Write out every single entry exactly.

[Stored dataset items]
= = = = = = =

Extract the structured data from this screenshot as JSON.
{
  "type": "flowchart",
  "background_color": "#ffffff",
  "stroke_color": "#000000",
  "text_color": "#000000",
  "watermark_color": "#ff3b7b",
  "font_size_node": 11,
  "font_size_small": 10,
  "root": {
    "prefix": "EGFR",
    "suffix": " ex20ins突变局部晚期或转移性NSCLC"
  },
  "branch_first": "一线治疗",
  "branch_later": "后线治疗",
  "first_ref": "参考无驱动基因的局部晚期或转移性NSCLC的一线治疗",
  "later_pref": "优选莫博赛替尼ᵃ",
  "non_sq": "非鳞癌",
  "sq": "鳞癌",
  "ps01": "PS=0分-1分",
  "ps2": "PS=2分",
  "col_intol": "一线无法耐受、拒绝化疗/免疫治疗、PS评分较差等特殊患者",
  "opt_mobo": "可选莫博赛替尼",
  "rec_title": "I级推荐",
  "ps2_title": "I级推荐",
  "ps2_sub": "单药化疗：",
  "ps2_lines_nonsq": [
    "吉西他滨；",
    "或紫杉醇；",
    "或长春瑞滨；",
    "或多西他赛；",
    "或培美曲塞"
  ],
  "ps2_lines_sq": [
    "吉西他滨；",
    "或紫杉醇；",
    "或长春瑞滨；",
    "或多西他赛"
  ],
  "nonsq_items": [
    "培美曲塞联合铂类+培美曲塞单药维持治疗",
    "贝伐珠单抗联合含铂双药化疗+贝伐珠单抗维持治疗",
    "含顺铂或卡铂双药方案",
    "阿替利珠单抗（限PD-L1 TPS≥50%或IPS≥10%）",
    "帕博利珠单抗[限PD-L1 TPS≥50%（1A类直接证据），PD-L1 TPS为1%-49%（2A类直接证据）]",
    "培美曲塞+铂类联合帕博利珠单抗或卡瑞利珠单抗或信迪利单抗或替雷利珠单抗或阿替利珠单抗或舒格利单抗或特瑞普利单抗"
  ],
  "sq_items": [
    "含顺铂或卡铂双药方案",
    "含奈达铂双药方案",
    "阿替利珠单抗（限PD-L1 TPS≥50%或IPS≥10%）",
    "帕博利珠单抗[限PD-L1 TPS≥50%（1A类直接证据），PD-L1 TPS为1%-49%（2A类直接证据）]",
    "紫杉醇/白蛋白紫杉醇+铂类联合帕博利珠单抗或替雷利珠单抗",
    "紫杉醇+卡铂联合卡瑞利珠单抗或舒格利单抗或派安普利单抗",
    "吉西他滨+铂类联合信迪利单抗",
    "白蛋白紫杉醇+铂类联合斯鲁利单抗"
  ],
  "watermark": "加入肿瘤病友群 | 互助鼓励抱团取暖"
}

= = = = = = =

* _Task solution_
Extract the structured data from this screenshot as JSON.
{
  "type": "flowchart",
  "background_color": "#ffffff",
  "stroke_color": "#000000",
  "text_color": "#000000",
  "watermark_color": "#ff3b7b",
  "font_size_node": 11,
  "font_size_small": 10,
  "root": {
    "prefix": "EGFR",
    "suffix": " ex20ins突变局部晚期或转移性NSCLC"
  },
  "branch_first": "一线治疗",
  "branch_later": "后线治疗",
  "first_ref": "参考无驱动基因的局部晚期或转移性NSCLC的一线治疗",
  "later_pref": "优选莫博赛替尼ᵃ",
  "non_sq": "非鳞癌",
  "sq": "鳞癌",
  "ps01": "PS=0分-1分",
  "ps2": "PS=2分",
  "col_intol": "一线无法耐受、拒绝化疗/免疫治疗、PS评分较差等特殊患者",
  "opt_mobo": "可选莫博赛替尼",
  "rec_title": "I级推荐",
  "ps2_title": "I级推荐",
  "ps2_sub": "单药化疗：",
  "ps2_lines_nonsq": [
    "吉西他滨；",
    "或紫杉醇；",
    "或长春瑞滨；",
    "或多西他赛；",
    "或培美曲塞"
  ],
  "ps2_lines_sq": [
    "吉西他滨；",
    "或紫杉醇；",
    "或长春瑞滨；",
    "或多西他赛"
  ],
  "nonsq_items": [
    "培美曲塞联合铂类+培美曲塞单药维持治疗",
    "贝伐珠单抗联合含铂双药化疗+贝伐珠单抗维持治疗",
    "含顺铂或卡铂双药方案",
    "阿替利珠单抗（限PD-L1 TPS≥50%或IPS≥10%）",
    "帕博利珠单抗[限PD-L1 TPS≥50%（1A类直接证据），PD-L1 TPS为1%-49%（2A类直接证据）]",
    "培美曲塞+铂类联合帕博利珠单抗或卡瑞利珠单抗或信迪利单抗或替雷利珠单抗或阿替利珠单抗或舒格利单抗或特瑞普利单抗"
  ],
  "sq_items": [
    "含顺铂或卡铂双药方案",
    "含奈达铂双药方案",
    "阿替利珠单抗（限PD-L1 TPS≥50%或IPS≥10%）",
    "帕博利珠单抗[限PD-L1 TPS≥50%（1A类直接证据），PD-L1 TPS为1%-49%（2A类直接证据）]",
    "紫杉醇/白蛋白紫杉醇+铂类联合帕博利珠单抗或替雷利珠单抗",
    "紫杉醇+卡铂联合卡瑞利珠单抗或舒格利单抗或派安普利单抗",
    "吉西他滨+铂类联合信迪利单抗",
    "白蛋白紫杉醇+铂类联合斯鲁利单抗"
  ],
  "watermark": "加入肿瘤病友群 | 互助鼓励抱团取暖"
}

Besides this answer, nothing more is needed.